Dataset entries
--

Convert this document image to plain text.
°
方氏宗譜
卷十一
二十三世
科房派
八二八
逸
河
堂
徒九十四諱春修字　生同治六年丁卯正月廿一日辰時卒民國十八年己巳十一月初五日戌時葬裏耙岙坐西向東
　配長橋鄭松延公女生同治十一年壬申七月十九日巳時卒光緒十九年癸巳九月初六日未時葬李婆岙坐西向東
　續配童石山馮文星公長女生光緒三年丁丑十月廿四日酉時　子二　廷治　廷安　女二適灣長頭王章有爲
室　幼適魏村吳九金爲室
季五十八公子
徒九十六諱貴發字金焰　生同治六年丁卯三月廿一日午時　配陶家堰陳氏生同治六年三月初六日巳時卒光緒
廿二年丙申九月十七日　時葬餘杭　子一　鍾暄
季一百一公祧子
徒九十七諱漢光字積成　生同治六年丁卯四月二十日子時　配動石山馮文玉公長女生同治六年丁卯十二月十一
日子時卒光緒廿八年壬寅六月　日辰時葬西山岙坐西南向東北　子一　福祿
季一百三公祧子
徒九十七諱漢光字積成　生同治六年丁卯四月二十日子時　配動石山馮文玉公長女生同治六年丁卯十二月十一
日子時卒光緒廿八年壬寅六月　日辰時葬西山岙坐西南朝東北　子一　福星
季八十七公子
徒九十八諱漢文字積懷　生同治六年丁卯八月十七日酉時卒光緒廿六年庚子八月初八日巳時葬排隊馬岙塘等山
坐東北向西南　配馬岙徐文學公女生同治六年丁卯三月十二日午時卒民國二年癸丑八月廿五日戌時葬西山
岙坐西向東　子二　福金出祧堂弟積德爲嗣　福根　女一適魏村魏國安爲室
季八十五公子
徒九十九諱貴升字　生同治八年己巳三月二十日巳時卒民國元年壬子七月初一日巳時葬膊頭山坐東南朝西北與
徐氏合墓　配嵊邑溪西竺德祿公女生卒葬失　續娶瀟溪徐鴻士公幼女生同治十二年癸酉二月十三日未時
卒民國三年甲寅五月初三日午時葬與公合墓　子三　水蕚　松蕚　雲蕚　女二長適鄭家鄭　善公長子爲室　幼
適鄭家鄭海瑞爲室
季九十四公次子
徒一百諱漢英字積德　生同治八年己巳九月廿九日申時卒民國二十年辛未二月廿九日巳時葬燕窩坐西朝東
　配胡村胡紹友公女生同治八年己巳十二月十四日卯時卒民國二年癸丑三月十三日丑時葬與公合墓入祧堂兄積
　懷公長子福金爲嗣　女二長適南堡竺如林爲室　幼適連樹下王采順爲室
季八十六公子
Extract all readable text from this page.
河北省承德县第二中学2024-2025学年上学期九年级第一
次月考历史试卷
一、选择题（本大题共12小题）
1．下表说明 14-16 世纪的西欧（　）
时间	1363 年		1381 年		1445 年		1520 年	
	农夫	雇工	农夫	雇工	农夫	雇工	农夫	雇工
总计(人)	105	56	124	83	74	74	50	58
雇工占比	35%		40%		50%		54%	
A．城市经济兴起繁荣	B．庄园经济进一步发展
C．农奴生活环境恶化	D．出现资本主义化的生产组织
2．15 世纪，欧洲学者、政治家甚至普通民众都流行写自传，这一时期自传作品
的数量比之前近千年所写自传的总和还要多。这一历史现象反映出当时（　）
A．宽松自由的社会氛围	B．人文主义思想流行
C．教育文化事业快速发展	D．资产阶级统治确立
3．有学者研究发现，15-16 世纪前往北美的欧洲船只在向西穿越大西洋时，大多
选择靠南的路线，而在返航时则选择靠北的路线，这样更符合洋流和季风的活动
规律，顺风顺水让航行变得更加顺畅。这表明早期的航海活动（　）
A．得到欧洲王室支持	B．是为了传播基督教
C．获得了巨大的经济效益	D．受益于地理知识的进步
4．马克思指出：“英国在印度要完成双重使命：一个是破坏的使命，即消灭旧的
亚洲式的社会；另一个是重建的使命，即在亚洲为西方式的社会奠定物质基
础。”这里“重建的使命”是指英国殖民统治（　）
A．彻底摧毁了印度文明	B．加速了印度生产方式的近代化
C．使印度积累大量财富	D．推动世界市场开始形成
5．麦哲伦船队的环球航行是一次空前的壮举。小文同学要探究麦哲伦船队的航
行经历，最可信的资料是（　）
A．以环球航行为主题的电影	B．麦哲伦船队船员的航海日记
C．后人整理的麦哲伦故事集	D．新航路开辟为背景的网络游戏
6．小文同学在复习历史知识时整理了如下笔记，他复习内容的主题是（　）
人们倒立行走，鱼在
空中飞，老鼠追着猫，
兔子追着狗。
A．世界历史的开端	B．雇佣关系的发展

--

PROMPT :: From the entries, report each line that includes the word "this".

TASK RESPONSE ::
Convert this document image to plain text.
Extract all readable text from this page.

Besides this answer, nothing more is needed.